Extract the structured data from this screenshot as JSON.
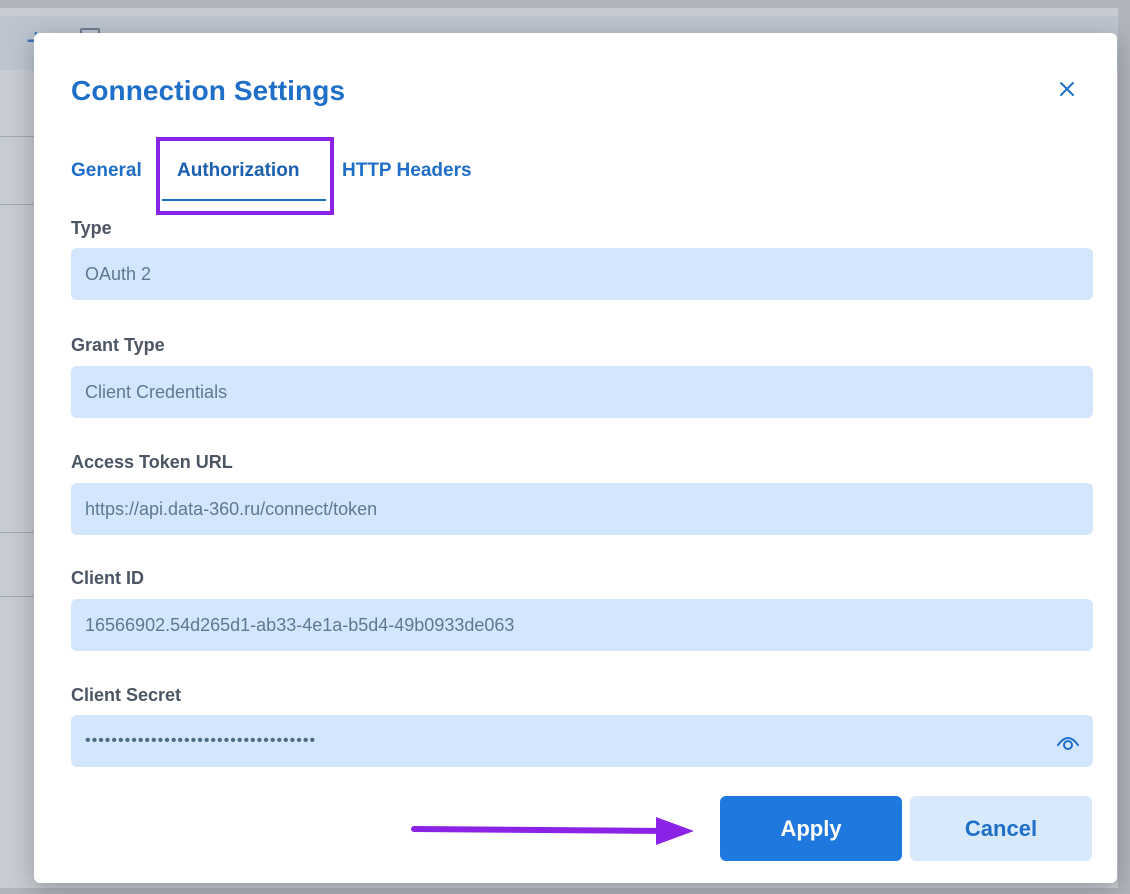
{
  "dialog": {
    "title": "Connection Settings",
    "close_icon": "close-icon"
  },
  "tabs": [
    {
      "label": "General",
      "active": false
    },
    {
      "label": "Authorization",
      "active": true
    },
    {
      "label": "HTTP Headers",
      "active": false
    }
  ],
  "fields": {
    "type": {
      "label": "Type",
      "value": "OAuth 2"
    },
    "grant_type": {
      "label": "Grant Type",
      "value": "Client Credentials"
    },
    "access_token_url": {
      "label": "Access Token URL",
      "value": "https://api.data-360.ru/connect/token"
    },
    "client_id": {
      "label": "Client ID",
      "value": "16566902.54d265d1-ab33-4e1a-b5d4-49b0933de063"
    },
    "client_secret": {
      "label": "Client Secret",
      "value": "•••••••••••••••••••••••••••••••••••",
      "icon": "eye-icon"
    }
  },
  "buttons": {
    "apply": "Apply",
    "cancel": "Cancel"
  },
  "annotations": {
    "highlight_color": "#8a23e6",
    "arrow_icon": "arrow-right-icon"
  },
  "colors": {
    "accent": "#1f78dd",
    "input_bg": "#d3e6fb",
    "title": "#1f6fc8"
  }
}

# # # # #

### Written task
Extract the entries in full, exactly as they are, minus the pictures.

### Answer to the exercise
Extract the structured data from this screenshot as JSON.
{
  "dialog": {
    "title": "Connection Settings",
    "close_icon": "close-icon"
  },
  "tabs": [
    {
      "label": "General",
      "active": false
    },
    {
      "label": "Authorization",
      "active": true
    },
    {
      "label": "HTTP Headers",
      "active": false
    }
  ],
  "fields": {
    "type": {
      "label": "Type",
      "value": "OAuth 2"
    },
    "grant_type": {
      "label": "Grant Type",
      "value": "Client Credentials"
    },
    "access_token_url": {
      "label": "Access Token URL",
      "value": "https://api.data-360.ru/connect/token"
    },
    "client_id": {
      "label": "Client ID",
      "value": "16566902.54d265d1-ab33-4e1a-b5d4-49b0933de063"
    },
    "client_secret": {
      "label": "Client Secret",
      "value": "•••••••••••••••••••••••••••••••••••",
      "icon": "eye-icon"
    }
  },
  "buttons": {
    "apply": "Apply",
    "cancel": "Cancel"
  },
  "annotations": {
    "highlight_color": "#8a23e6",
    "arrow_icon": "arrow-right-icon"
  },
  "colors": {
    "accent": "#1f78dd",
    "input_bg": "#d3e6fb",
    "title": "#1f6fc8"
  }
}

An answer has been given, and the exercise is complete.